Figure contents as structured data
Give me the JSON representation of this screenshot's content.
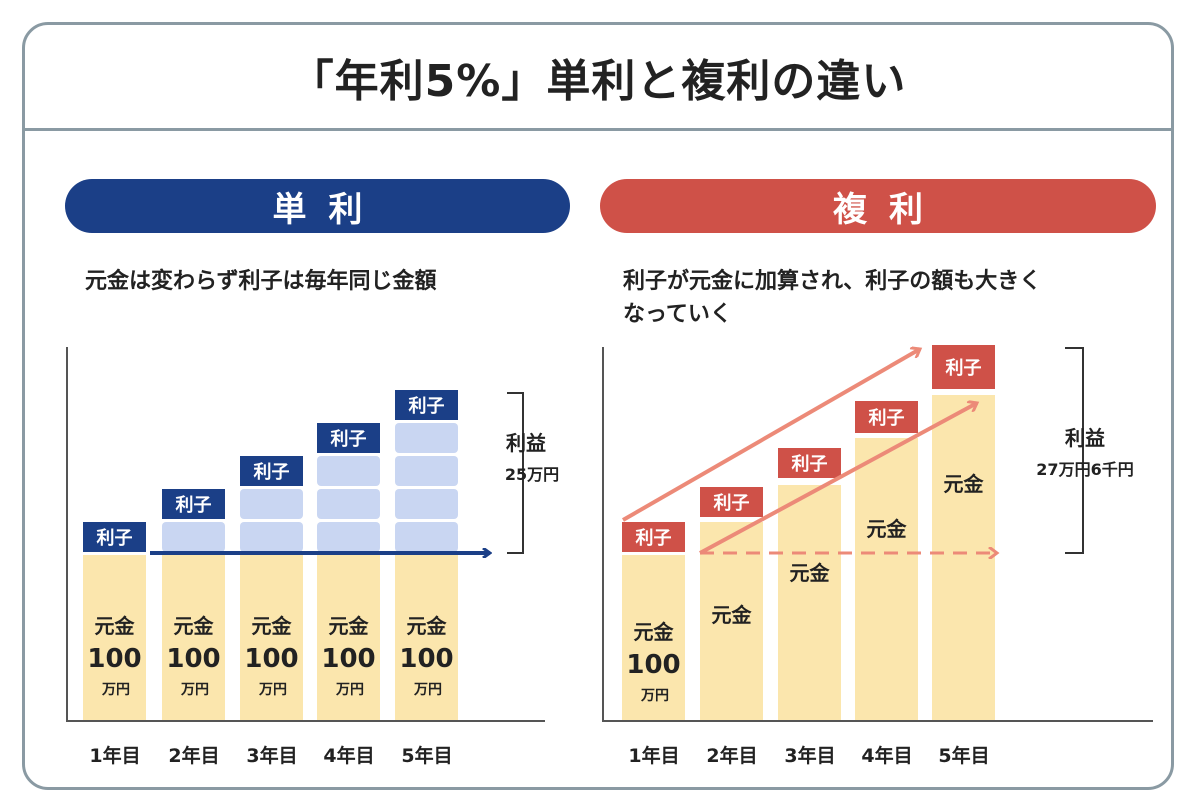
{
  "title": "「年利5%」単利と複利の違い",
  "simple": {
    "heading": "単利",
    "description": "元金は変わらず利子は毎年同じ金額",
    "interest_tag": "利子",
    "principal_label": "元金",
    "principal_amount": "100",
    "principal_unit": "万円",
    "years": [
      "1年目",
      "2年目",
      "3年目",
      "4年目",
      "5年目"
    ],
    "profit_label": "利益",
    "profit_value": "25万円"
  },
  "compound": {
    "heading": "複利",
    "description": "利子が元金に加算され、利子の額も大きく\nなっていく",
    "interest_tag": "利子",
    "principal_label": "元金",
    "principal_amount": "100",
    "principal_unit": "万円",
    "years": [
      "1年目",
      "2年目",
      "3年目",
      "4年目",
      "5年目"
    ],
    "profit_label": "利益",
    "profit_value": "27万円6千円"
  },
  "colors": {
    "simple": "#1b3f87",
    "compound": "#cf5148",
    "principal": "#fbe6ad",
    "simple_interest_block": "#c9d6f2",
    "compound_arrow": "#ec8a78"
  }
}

- The request:
Every line in the data that holds "description" should be copied out.

- Answer to the task:
    "description": "元金は変わらず利子は毎年同じ金額",
    "description": "利子が元金に加算され、利子の額も大きく\nなっていく",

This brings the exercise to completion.